» **Job**:
Look for the string "quality" in every line, and copy each line that has it.
------------------------------------------------
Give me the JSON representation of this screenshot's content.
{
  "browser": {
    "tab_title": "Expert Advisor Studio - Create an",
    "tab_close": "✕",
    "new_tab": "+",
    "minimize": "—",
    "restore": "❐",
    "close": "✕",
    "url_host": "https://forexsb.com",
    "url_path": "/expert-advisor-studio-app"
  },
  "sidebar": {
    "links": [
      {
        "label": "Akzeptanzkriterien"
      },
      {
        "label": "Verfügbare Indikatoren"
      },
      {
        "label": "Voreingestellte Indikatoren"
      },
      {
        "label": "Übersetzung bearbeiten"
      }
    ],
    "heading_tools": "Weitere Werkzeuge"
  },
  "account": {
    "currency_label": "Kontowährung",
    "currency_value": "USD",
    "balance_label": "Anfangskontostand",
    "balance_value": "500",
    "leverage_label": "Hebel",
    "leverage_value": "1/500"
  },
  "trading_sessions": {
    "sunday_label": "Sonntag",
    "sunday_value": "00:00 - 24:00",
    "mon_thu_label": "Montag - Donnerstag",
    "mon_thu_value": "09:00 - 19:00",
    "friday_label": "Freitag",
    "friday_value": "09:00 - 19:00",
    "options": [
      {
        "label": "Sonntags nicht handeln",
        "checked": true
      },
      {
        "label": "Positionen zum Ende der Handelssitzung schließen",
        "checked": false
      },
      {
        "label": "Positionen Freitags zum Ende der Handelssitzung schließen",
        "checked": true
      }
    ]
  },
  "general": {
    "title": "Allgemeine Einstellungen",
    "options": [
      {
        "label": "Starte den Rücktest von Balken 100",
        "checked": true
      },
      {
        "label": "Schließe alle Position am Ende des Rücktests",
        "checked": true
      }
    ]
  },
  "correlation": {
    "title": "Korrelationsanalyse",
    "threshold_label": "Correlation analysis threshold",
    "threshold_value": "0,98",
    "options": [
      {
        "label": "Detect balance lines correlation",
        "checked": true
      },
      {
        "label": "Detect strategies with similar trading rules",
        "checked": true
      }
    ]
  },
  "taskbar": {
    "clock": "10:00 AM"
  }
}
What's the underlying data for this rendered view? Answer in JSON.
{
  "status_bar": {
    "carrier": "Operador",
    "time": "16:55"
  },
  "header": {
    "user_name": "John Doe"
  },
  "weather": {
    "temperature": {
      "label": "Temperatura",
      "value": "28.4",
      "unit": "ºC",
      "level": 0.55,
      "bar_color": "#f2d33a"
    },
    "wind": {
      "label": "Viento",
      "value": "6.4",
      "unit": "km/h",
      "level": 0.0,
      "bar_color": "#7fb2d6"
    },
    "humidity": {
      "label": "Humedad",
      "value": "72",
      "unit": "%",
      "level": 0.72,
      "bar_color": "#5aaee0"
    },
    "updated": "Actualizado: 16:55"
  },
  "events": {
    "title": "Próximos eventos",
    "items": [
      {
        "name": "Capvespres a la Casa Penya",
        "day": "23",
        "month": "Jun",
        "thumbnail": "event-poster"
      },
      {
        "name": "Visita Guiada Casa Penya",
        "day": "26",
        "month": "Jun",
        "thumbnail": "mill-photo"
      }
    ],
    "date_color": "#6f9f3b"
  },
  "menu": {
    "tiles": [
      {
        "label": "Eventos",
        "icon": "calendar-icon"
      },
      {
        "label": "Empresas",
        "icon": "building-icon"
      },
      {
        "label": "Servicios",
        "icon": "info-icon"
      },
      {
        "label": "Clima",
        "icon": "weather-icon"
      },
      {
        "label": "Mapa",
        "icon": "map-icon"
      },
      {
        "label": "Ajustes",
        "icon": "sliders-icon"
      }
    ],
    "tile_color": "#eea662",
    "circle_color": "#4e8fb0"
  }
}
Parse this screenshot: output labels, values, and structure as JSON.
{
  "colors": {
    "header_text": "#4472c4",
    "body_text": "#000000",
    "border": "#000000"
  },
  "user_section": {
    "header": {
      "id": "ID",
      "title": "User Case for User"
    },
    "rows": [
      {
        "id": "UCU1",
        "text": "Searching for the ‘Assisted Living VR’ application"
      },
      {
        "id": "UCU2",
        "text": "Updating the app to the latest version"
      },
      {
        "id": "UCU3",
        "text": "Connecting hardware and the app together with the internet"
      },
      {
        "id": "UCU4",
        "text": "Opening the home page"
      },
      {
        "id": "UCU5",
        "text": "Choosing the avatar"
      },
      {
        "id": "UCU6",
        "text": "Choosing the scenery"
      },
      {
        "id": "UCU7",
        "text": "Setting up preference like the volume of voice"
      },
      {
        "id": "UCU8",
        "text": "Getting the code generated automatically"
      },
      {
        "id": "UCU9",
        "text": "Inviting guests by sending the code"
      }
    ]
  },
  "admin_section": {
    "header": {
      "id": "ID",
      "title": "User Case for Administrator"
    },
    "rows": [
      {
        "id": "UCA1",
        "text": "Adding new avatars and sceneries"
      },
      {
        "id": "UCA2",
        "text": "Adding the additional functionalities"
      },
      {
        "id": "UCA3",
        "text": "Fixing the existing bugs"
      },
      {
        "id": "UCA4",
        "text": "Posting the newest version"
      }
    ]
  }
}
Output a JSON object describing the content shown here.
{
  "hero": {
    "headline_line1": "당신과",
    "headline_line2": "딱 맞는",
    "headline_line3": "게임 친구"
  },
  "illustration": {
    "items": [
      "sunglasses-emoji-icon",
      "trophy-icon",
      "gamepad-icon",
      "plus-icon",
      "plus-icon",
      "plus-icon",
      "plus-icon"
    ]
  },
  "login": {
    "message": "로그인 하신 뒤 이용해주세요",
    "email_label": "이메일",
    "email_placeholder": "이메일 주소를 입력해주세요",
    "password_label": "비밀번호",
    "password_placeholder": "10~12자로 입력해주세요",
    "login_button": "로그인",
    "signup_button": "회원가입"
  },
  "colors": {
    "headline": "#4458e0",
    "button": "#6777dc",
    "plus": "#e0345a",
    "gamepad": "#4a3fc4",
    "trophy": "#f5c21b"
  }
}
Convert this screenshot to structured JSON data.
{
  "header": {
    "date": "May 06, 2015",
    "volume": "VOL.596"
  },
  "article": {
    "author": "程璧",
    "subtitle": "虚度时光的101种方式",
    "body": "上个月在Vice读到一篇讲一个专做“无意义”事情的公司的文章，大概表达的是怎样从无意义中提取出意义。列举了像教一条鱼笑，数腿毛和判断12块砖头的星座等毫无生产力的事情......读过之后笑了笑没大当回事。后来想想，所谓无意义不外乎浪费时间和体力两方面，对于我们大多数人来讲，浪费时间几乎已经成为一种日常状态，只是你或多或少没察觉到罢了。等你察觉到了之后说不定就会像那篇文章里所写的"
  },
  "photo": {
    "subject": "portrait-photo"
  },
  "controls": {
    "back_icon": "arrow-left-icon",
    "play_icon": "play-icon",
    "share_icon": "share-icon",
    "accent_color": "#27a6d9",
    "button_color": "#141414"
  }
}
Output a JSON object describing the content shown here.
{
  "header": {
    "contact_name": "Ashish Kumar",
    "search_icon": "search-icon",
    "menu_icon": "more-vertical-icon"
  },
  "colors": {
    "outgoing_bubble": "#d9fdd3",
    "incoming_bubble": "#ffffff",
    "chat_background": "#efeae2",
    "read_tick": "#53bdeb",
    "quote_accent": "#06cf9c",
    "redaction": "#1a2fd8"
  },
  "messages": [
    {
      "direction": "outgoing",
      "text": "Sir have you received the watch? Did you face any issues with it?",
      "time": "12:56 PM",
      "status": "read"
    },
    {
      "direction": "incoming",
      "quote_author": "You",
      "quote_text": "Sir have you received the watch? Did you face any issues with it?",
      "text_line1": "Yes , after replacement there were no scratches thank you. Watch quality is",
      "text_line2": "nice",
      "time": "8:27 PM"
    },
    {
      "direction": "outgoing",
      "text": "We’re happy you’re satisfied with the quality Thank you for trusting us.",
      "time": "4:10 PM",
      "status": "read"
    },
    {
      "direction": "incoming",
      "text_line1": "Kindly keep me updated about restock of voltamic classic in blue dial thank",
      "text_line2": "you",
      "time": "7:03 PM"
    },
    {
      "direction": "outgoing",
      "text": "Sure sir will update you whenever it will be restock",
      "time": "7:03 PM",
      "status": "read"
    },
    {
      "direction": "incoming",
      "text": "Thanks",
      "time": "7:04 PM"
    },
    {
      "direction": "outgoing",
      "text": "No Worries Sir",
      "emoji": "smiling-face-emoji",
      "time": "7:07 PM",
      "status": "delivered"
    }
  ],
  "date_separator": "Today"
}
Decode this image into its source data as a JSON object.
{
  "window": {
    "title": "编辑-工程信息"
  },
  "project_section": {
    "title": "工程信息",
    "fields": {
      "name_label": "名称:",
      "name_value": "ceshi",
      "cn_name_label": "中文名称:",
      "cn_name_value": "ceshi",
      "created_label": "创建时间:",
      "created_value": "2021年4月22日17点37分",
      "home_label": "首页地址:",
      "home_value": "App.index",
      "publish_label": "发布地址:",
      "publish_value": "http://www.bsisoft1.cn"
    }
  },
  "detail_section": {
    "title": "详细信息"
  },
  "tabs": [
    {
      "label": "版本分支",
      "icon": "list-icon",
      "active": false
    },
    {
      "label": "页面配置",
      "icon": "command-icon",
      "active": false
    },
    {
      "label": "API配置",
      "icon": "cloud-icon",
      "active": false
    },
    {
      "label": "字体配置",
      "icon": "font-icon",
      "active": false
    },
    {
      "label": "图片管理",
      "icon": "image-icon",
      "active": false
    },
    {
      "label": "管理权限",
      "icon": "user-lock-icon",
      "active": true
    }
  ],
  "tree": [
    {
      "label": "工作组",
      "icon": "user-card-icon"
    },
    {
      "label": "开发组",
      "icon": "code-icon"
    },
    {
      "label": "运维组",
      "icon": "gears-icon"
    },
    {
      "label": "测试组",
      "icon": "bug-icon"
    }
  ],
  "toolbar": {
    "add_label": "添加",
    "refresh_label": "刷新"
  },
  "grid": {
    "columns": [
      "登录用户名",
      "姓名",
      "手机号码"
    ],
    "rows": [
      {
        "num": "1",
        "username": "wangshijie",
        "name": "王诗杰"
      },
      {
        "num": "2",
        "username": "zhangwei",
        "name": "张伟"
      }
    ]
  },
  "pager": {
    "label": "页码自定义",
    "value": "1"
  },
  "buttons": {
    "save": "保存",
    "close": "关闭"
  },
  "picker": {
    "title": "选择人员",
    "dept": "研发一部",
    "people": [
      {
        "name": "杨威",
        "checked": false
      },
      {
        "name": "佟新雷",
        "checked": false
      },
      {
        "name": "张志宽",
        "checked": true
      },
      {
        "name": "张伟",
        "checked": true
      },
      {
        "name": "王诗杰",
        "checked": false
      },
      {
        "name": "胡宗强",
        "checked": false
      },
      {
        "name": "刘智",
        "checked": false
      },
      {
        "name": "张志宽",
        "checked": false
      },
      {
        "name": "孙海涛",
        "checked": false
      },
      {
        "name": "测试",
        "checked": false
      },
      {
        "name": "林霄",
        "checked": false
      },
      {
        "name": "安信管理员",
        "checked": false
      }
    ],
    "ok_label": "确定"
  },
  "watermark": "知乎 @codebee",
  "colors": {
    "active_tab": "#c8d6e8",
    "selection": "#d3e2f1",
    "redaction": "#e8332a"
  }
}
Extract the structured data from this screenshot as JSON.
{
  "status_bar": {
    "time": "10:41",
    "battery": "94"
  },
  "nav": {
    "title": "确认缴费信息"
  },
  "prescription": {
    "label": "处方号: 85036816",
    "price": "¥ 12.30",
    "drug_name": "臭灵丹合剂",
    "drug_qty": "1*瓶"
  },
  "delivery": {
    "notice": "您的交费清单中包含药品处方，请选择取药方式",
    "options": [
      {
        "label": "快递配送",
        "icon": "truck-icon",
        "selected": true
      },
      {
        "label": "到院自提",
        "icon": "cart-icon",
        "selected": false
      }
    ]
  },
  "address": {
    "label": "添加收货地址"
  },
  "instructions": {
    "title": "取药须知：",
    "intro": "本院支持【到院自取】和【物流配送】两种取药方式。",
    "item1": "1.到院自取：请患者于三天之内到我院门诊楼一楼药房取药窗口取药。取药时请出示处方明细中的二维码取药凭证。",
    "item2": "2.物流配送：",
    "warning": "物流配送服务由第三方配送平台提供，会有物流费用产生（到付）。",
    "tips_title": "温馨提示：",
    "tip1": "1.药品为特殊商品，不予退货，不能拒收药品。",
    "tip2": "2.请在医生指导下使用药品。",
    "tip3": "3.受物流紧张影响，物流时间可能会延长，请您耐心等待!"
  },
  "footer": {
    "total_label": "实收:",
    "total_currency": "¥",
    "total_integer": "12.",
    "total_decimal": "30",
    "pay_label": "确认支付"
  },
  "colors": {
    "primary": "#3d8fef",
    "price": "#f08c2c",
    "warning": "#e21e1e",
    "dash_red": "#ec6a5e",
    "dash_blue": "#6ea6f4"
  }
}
------------------------------------------------
» **Exercise response**:
      "text_line1": "Yes , after replacement there were no scratches thank you. Watch quality is",
      "text": "We’re happy you’re satisfied with the quality Thank you for trusting us.",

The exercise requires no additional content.